== WHAT YOU NEED TO DO ==
Select all lines with the string "year" in them, and copy those lines.

☆ ☆ ☆

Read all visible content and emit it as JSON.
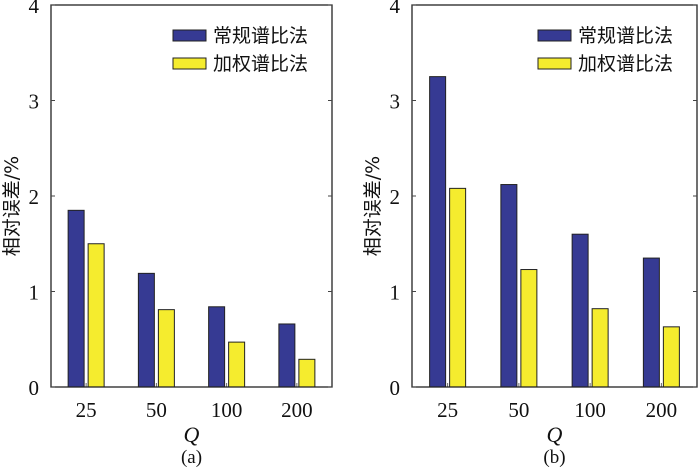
{
  "colors": {
    "series1": "#363a93",
    "series2": "#f5ec2e"
  },
  "chart_data": [
    {
      "type": "bar",
      "caption": "(a)",
      "xlabel": "Q",
      "ylabel": "相对误差/%",
      "categories": [
        "25",
        "50",
        "100",
        "200"
      ],
      "ylim": [
        0,
        4
      ],
      "yticks": [
        "0",
        "1",
        "2",
        "3",
        "4"
      ],
      "legend_position": "top-right",
      "series": [
        {
          "name": "常规谱比法",
          "values": [
            1.85,
            1.19,
            0.84,
            0.66
          ]
        },
        {
          "name": "加权谱比法",
          "values": [
            1.5,
            0.81,
            0.47,
            0.29
          ]
        }
      ]
    },
    {
      "type": "bar",
      "caption": "(b)",
      "xlabel": "Q",
      "ylabel": "相对误差/%",
      "categories": [
        "25",
        "50",
        "100",
        "200"
      ],
      "ylim": [
        0,
        4
      ],
      "yticks": [
        "0",
        "1",
        "2",
        "3",
        "4"
      ],
      "legend_position": "top-right",
      "series": [
        {
          "name": "常规谱比法",
          "values": [
            3.25,
            2.12,
            1.6,
            1.35
          ]
        },
        {
          "name": "加权谱比法",
          "values": [
            2.08,
            1.23,
            0.82,
            0.63
          ]
        }
      ]
    }
  ]
}
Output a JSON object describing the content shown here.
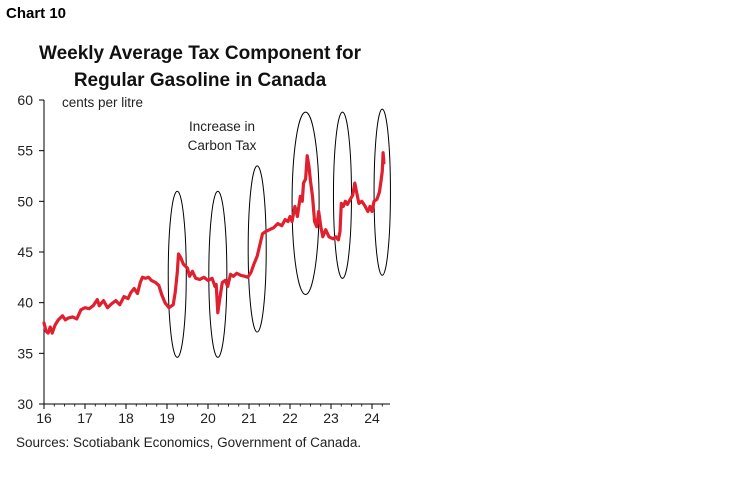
{
  "chart_label": "Chart 10",
  "title_line1": "Weekly Average Tax Component for",
  "title_line2": "Regular Gasoline in Canada",
  "source": "Sources: Scotiabank Economics, Government of Canada.",
  "annotation_line1": "Increase in",
  "annotation_line2": "Carbon Tax",
  "colors": {
    "line": "#e0202e",
    "axis": "#000000",
    "ellipse": "#000000"
  },
  "chart_data": {
    "type": "line",
    "title": "Weekly Average Tax Component for Regular Gasoline in Canada",
    "ylabel": "cents per litre",
    "xlabel": "",
    "ylim": [
      30,
      60
    ],
    "xlim": [
      2016,
      2024.35
    ],
    "y_ticks": [
      30,
      35,
      40,
      45,
      50,
      55,
      60
    ],
    "x_ticks": [
      {
        "value": 2016,
        "label": "16"
      },
      {
        "value": 2017,
        "label": "17"
      },
      {
        "value": 2018,
        "label": "18"
      },
      {
        "value": 2019,
        "label": "19"
      },
      {
        "value": 2020,
        "label": "20"
      },
      {
        "value": 2021,
        "label": "21"
      },
      {
        "value": 2022,
        "label": "22"
      },
      {
        "value": 2023,
        "label": "23"
      },
      {
        "value": 2024,
        "label": "24"
      }
    ],
    "grid": false,
    "legend": "none",
    "series": [
      {
        "points": [
          [
            2016.0,
            38.0
          ],
          [
            2016.05,
            37.2
          ],
          [
            2016.1,
            37.0
          ],
          [
            2016.15,
            37.6
          ],
          [
            2016.2,
            37.0
          ],
          [
            2016.27,
            37.8
          ],
          [
            2016.35,
            38.3
          ],
          [
            2016.45,
            38.7
          ],
          [
            2016.52,
            38.3
          ],
          [
            2016.6,
            38.5
          ],
          [
            2016.7,
            38.6
          ],
          [
            2016.8,
            38.4
          ],
          [
            2016.9,
            39.3
          ],
          [
            2017.0,
            39.5
          ],
          [
            2017.1,
            39.4
          ],
          [
            2017.2,
            39.7
          ],
          [
            2017.3,
            40.3
          ],
          [
            2017.35,
            39.7
          ],
          [
            2017.45,
            40.2
          ],
          [
            2017.55,
            39.5
          ],
          [
            2017.65,
            39.9
          ],
          [
            2017.75,
            40.2
          ],
          [
            2017.85,
            39.8
          ],
          [
            2017.95,
            40.6
          ],
          [
            2018.05,
            40.4
          ],
          [
            2018.12,
            41.0
          ],
          [
            2018.2,
            41.4
          ],
          [
            2018.28,
            40.9
          ],
          [
            2018.35,
            42.0
          ],
          [
            2018.4,
            42.5
          ],
          [
            2018.48,
            42.4
          ],
          [
            2018.55,
            42.5
          ],
          [
            2018.62,
            42.2
          ],
          [
            2018.72,
            42.0
          ],
          [
            2018.8,
            41.7
          ],
          [
            2018.87,
            40.8
          ],
          [
            2018.95,
            40.0
          ],
          [
            2019.05,
            39.5
          ],
          [
            2019.15,
            39.8
          ],
          [
            2019.2,
            41.0
          ],
          [
            2019.25,
            43.0
          ],
          [
            2019.28,
            44.8
          ],
          [
            2019.33,
            44.5
          ],
          [
            2019.4,
            43.8
          ],
          [
            2019.5,
            43.4
          ],
          [
            2019.55,
            42.6
          ],
          [
            2019.62,
            43.1
          ],
          [
            2019.7,
            42.4
          ],
          [
            2019.8,
            42.3
          ],
          [
            2019.9,
            42.5
          ],
          [
            2020.0,
            42.2
          ],
          [
            2020.1,
            42.4
          ],
          [
            2020.17,
            41.6
          ],
          [
            2020.2,
            41.8
          ],
          [
            2020.24,
            39.0
          ],
          [
            2020.28,
            40.2
          ],
          [
            2020.35,
            42.0
          ],
          [
            2020.42,
            42.2
          ],
          [
            2020.48,
            41.6
          ],
          [
            2020.55,
            42.8
          ],
          [
            2020.62,
            42.6
          ],
          [
            2020.7,
            42.9
          ],
          [
            2020.8,
            42.7
          ],
          [
            2020.9,
            42.6
          ],
          [
            2020.97,
            42.5
          ],
          [
            2021.05,
            43.0
          ],
          [
            2021.12,
            43.8
          ],
          [
            2021.2,
            44.6
          ],
          [
            2021.27,
            45.8
          ],
          [
            2021.33,
            46.8
          ],
          [
            2021.4,
            47.0
          ],
          [
            2021.5,
            47.2
          ],
          [
            2021.6,
            47.4
          ],
          [
            2021.7,
            47.8
          ],
          [
            2021.8,
            47.6
          ],
          [
            2021.88,
            48.2
          ],
          [
            2021.95,
            48.0
          ],
          [
            2022.0,
            48.5
          ],
          [
            2022.05,
            48.0
          ],
          [
            2022.12,
            49.5
          ],
          [
            2022.18,
            48.5
          ],
          [
            2022.25,
            50.5
          ],
          [
            2022.3,
            50.0
          ],
          [
            2022.33,
            51.8
          ],
          [
            2022.38,
            52.2
          ],
          [
            2022.42,
            54.5
          ],
          [
            2022.46,
            53.5
          ],
          [
            2022.5,
            52.0
          ],
          [
            2022.55,
            50.5
          ],
          [
            2022.6,
            48.0
          ],
          [
            2022.65,
            47.5
          ],
          [
            2022.7,
            49.0
          ],
          [
            2022.75,
            47.5
          ],
          [
            2022.8,
            46.5
          ],
          [
            2022.87,
            47.2
          ],
          [
            2022.95,
            46.5
          ],
          [
            2023.05,
            46.3
          ],
          [
            2023.12,
            46.5
          ],
          [
            2023.18,
            46.2
          ],
          [
            2023.22,
            47.0
          ],
          [
            2023.25,
            49.8
          ],
          [
            2023.3,
            49.5
          ],
          [
            2023.35,
            50.0
          ],
          [
            2023.4,
            49.7
          ],
          [
            2023.47,
            50.2
          ],
          [
            2023.53,
            50.6
          ],
          [
            2023.58,
            51.8
          ],
          [
            2023.63,
            50.8
          ],
          [
            2023.68,
            49.8
          ],
          [
            2023.75,
            50.0
          ],
          [
            2023.82,
            49.6
          ],
          [
            2023.9,
            49.0
          ],
          [
            2023.95,
            49.5
          ],
          [
            2024.0,
            49.0
          ],
          [
            2024.05,
            50.0
          ],
          [
            2024.12,
            50.2
          ],
          [
            2024.18,
            50.9
          ],
          [
            2024.22,
            52.0
          ],
          [
            2024.25,
            53.0
          ],
          [
            2024.27,
            54.8
          ],
          [
            2024.29,
            53.8
          ]
        ]
      }
    ],
    "ellipses": [
      {
        "cx": 2019.25,
        "cy": 42.8,
        "rx": 0.22,
        "ry": 8.2
      },
      {
        "cx": 2020.24,
        "cy": 42.8,
        "rx": 0.22,
        "ry": 8.2
      },
      {
        "cx": 2021.2,
        "cy": 45.3,
        "rx": 0.22,
        "ry": 8.2
      },
      {
        "cx": 2022.38,
        "cy": 49.8,
        "rx": 0.33,
        "ry": 9.0
      },
      {
        "cx": 2023.28,
        "cy": 50.6,
        "rx": 0.22,
        "ry": 8.2
      },
      {
        "cx": 2024.25,
        "cy": 50.9,
        "rx": 0.2,
        "ry": 8.2
      }
    ]
  }
}
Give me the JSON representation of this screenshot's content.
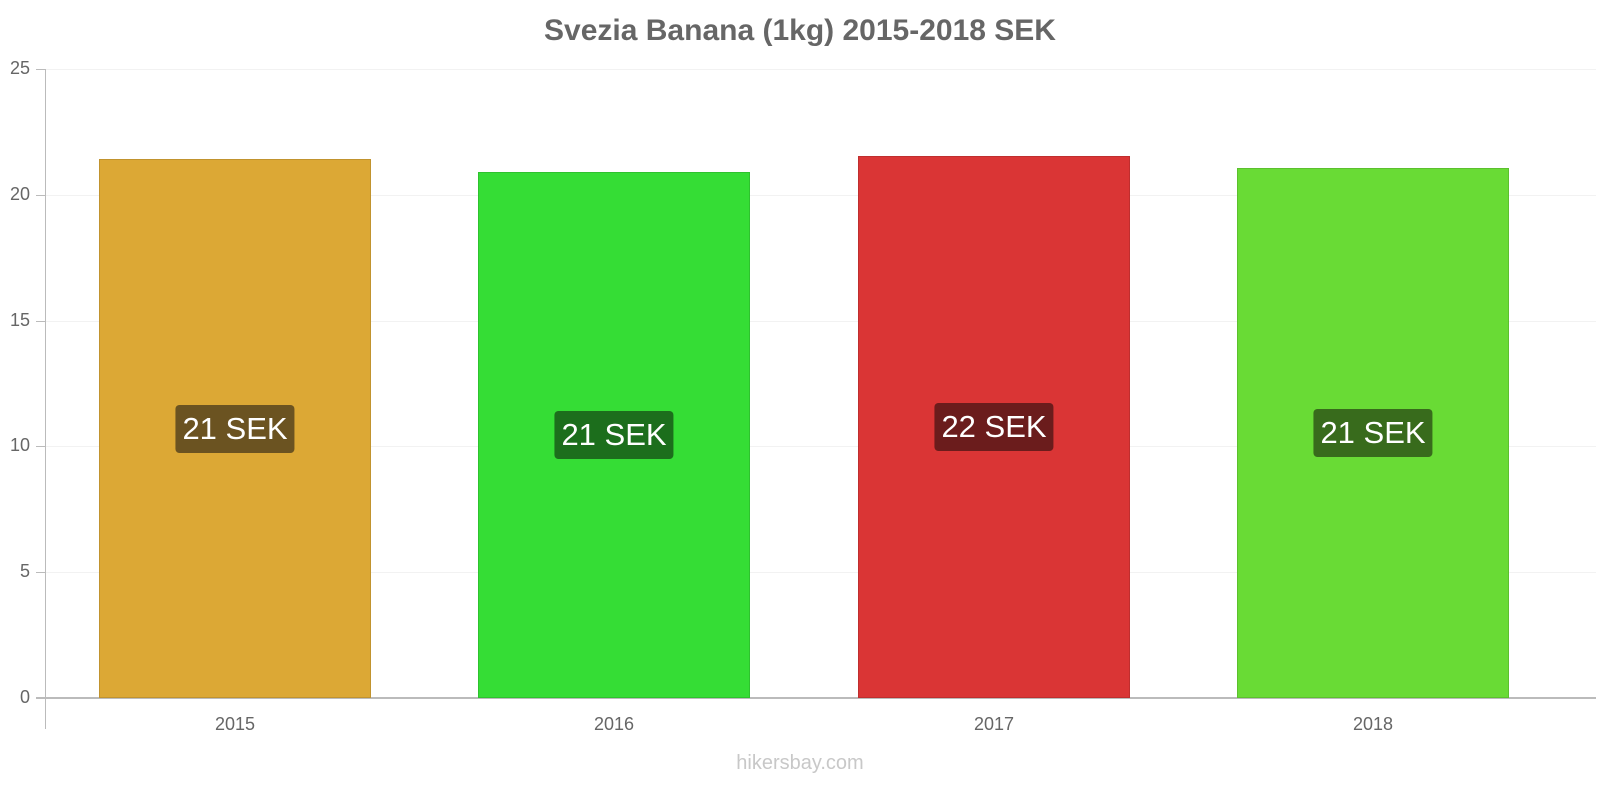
{
  "title": "Svezia Banana (1kg) 2015-2018 SEK",
  "footer": "hikersbay.com",
  "yaxis": {
    "ticks": [
      "0",
      "5",
      "10",
      "15",
      "20",
      "25"
    ]
  },
  "bars": [
    {
      "year": "2015",
      "value": 21.42,
      "label": "21 SEK",
      "color": "#dca835",
      "label_bg": "#6b5321"
    },
    {
      "year": "2016",
      "value": 20.9,
      "label": "21 SEK",
      "color": "#35dd35",
      "label_bg": "#1c6e1c"
    },
    {
      "year": "2017",
      "value": 21.55,
      "label": "22 SEK",
      "color": "#da3535",
      "label_bg": "#6b1c1c"
    },
    {
      "year": "2018",
      "value": 21.05,
      "label": "21 SEK",
      "color": "#69db35",
      "label_bg": "#386b1c"
    }
  ],
  "chart_data": {
    "type": "bar",
    "title": "Svezia Banana (1kg) 2015-2018 SEK",
    "categories": [
      "2015",
      "2016",
      "2017",
      "2018"
    ],
    "values": [
      21.42,
      20.9,
      21.55,
      21.05
    ],
    "data_labels": [
      "21 SEK",
      "21 SEK",
      "22 SEK",
      "21 SEK"
    ],
    "xlabel": "",
    "ylabel": "",
    "ylim": [
      0,
      25
    ],
    "yticks": [
      0,
      5,
      10,
      15,
      20,
      25
    ],
    "grid": true,
    "legend": "none",
    "source": "hikersbay.com"
  }
}
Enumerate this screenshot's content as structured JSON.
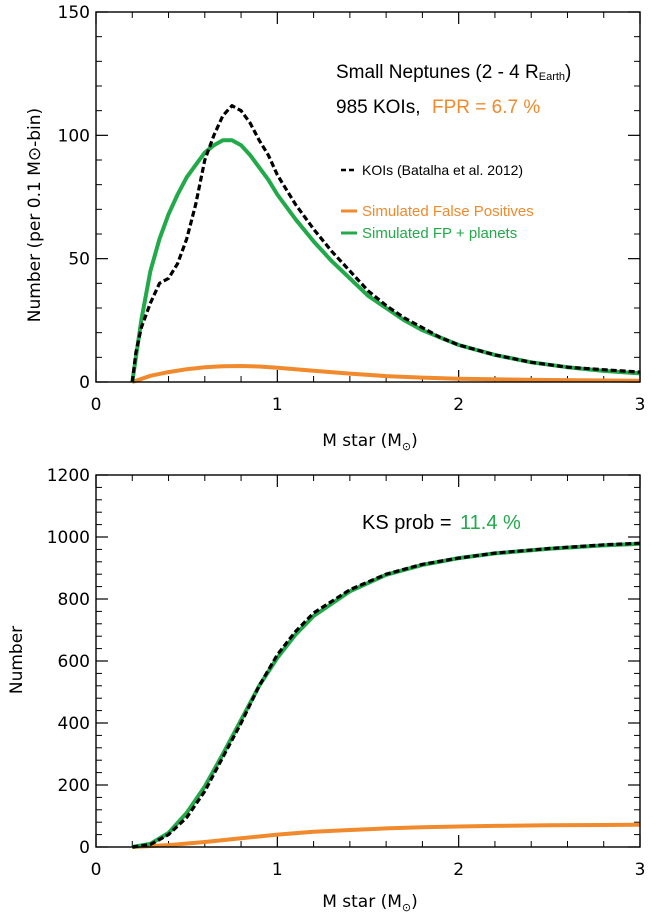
{
  "chart_data": [
    {
      "type": "line",
      "xlabel": "M star (M",
      "xlabel_sub": "⊙",
      "xlabel_end": ")",
      "ylabel": "Number (per 0.1 M⊙-bin)",
      "xlim": [
        0,
        3
      ],
      "ylim": [
        0,
        150
      ],
      "xticks": [
        0,
        1,
        2,
        3
      ],
      "yticks": [
        0,
        50,
        100,
        150
      ],
      "title_line1": "Small Neptunes (2 - 4 R",
      "title_sub": "Earth",
      "title_end": ")",
      "count_label": "985 KOIs,",
      "fpr_label": "FPR = 6.7 %",
      "legend": [
        {
          "label": "KOIs (Batalha et al. 2012)",
          "color": "#000000",
          "style": "dashed"
        },
        {
          "label": "Simulated False Positives",
          "color": "#f08a2c",
          "style": "solid"
        },
        {
          "label": "Simulated FP + planets",
          "color": "#22a94a",
          "style": "solid"
        }
      ],
      "series": [
        {
          "name": "KOIs (Batalha et al. 2012)",
          "color": "#000000",
          "x": [
            0.2,
            0.22,
            0.25,
            0.3,
            0.35,
            0.4,
            0.45,
            0.5,
            0.55,
            0.6,
            0.65,
            0.7,
            0.75,
            0.8,
            0.85,
            0.9,
            0.95,
            1.0,
            1.1,
            1.2,
            1.3,
            1.4,
            1.5,
            1.6,
            1.7,
            1.8,
            1.9,
            2.0,
            2.2,
            2.4,
            2.6,
            2.8,
            3.0
          ],
          "y": [
            0,
            12,
            22,
            32,
            40,
            42,
            48,
            58,
            72,
            90,
            100,
            108,
            112,
            110,
            105,
            98,
            92,
            84,
            72,
            62,
            53,
            45,
            37,
            31,
            26,
            22,
            18,
            15,
            11,
            8,
            6,
            5,
            4
          ]
        },
        {
          "name": "Simulated False Positives",
          "color": "#f08a2c",
          "x": [
            0.2,
            0.3,
            0.4,
            0.5,
            0.6,
            0.7,
            0.8,
            0.9,
            1.0,
            1.2,
            1.4,
            1.6,
            1.8,
            2.0,
            2.5,
            3.0
          ],
          "y": [
            0,
            2.5,
            4.0,
            5.2,
            6.0,
            6.4,
            6.5,
            6.3,
            5.8,
            4.6,
            3.4,
            2.4,
            1.8,
            1.3,
            0.8,
            0.5
          ]
        },
        {
          "name": "Simulated FP + planets",
          "color": "#22a94a",
          "x": [
            0.2,
            0.25,
            0.3,
            0.35,
            0.4,
            0.45,
            0.5,
            0.55,
            0.6,
            0.65,
            0.7,
            0.75,
            0.8,
            0.85,
            0.9,
            0.95,
            1.0,
            1.1,
            1.2,
            1.3,
            1.4,
            1.5,
            1.6,
            1.7,
            1.8,
            1.9,
            2.0,
            2.2,
            2.4,
            2.6,
            2.8,
            3.0
          ],
          "y": [
            0,
            25,
            45,
            58,
            68,
            76,
            83,
            88,
            93,
            96,
            98,
            98,
            96,
            92,
            87,
            82,
            76,
            66,
            57,
            49,
            42,
            35,
            30,
            25,
            21,
            18,
            15,
            11,
            8,
            6,
            4.5,
            3.5
          ]
        }
      ]
    },
    {
      "type": "line",
      "xlabel": "M star (M",
      "xlabel_sub": "⊙",
      "xlabel_end": ")",
      "ylabel": "Number",
      "xlim": [
        0,
        3
      ],
      "ylim": [
        0,
        1200
      ],
      "xticks": [
        0,
        1,
        2,
        3
      ],
      "yticks": [
        0,
        200,
        400,
        600,
        800,
        1000,
        1200
      ],
      "ks_label": "KS prob =",
      "ks_value": "11.4 %",
      "series": [
        {
          "name": "KOIs (Batalha et al. 2012)",
          "color": "#000000",
          "x": [
            0.2,
            0.3,
            0.4,
            0.5,
            0.6,
            0.7,
            0.8,
            0.9,
            1.0,
            1.1,
            1.2,
            1.4,
            1.6,
            1.8,
            2.0,
            2.2,
            2.5,
            2.8,
            3.0
          ],
          "y": [
            0,
            8,
            40,
            95,
            180,
            290,
            400,
            520,
            620,
            695,
            755,
            830,
            880,
            912,
            932,
            948,
            963,
            975,
            980
          ]
        },
        {
          "name": "Simulated False Positives",
          "color": "#f08a2c",
          "x": [
            0.2,
            0.4,
            0.6,
            0.8,
            1.0,
            1.2,
            1.4,
            1.6,
            1.8,
            2.0,
            2.2,
            2.5,
            2.8,
            3.0
          ],
          "y": [
            0,
            6,
            16,
            28,
            40,
            49,
            55,
            60,
            64,
            66,
            68,
            70,
            71,
            72
          ]
        },
        {
          "name": "Simulated FP + planets",
          "color": "#22a94a",
          "x": [
            0.2,
            0.3,
            0.4,
            0.5,
            0.6,
            0.7,
            0.8,
            0.9,
            1.0,
            1.1,
            1.2,
            1.4,
            1.6,
            1.8,
            2.0,
            2.2,
            2.5,
            2.8,
            3.0
          ],
          "y": [
            0,
            10,
            45,
            110,
            195,
            300,
            410,
            520,
            610,
            685,
            745,
            825,
            878,
            910,
            932,
            947,
            962,
            973,
            978
          ]
        }
      ]
    }
  ]
}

☆ ☆ ☆

== SOLUTION TO THIS EXERCISE ==
      "year": "2015",
      "year": "2016",
      "year": "2017",
      "year": "2018",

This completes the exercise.